--- Start of SOURCE MATERIAL ---

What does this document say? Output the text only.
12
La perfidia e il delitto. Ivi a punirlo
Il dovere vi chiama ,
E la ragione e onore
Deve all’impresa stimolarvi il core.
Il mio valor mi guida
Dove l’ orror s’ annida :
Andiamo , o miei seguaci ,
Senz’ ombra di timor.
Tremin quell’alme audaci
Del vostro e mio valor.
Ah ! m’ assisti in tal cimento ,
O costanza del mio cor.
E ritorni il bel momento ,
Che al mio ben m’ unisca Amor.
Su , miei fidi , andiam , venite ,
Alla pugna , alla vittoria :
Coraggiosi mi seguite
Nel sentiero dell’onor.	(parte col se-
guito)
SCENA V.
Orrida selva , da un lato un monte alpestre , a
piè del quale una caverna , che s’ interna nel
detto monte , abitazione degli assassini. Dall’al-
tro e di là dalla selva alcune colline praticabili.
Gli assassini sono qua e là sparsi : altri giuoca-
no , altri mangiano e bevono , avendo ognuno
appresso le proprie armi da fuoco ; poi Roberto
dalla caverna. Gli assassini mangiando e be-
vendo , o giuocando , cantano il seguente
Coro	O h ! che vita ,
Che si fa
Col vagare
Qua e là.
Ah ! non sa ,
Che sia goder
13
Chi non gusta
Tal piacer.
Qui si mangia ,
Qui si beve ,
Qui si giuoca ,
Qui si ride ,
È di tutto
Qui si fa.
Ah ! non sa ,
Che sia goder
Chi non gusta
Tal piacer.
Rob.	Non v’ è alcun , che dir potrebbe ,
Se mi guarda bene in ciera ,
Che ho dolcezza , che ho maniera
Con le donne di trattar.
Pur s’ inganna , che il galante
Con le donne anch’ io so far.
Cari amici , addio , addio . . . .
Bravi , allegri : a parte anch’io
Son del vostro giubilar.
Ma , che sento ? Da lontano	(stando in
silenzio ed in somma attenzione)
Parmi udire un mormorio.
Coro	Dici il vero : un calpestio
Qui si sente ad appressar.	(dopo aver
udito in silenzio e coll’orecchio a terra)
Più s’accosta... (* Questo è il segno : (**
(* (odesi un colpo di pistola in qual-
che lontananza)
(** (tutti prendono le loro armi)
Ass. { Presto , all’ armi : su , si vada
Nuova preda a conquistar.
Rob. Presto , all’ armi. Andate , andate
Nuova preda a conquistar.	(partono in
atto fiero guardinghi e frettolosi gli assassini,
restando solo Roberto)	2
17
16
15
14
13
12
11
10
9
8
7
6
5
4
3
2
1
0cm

--- End of SOURCE MATERIAL ---

#### TO DO:
Copy all lines from the material that include "Presto".

#### RESPONSE TO THE EXERCISE:
Ass. { Presto , all’ armi : su , si vada
Rob. Presto , all’ armi. Andate , andate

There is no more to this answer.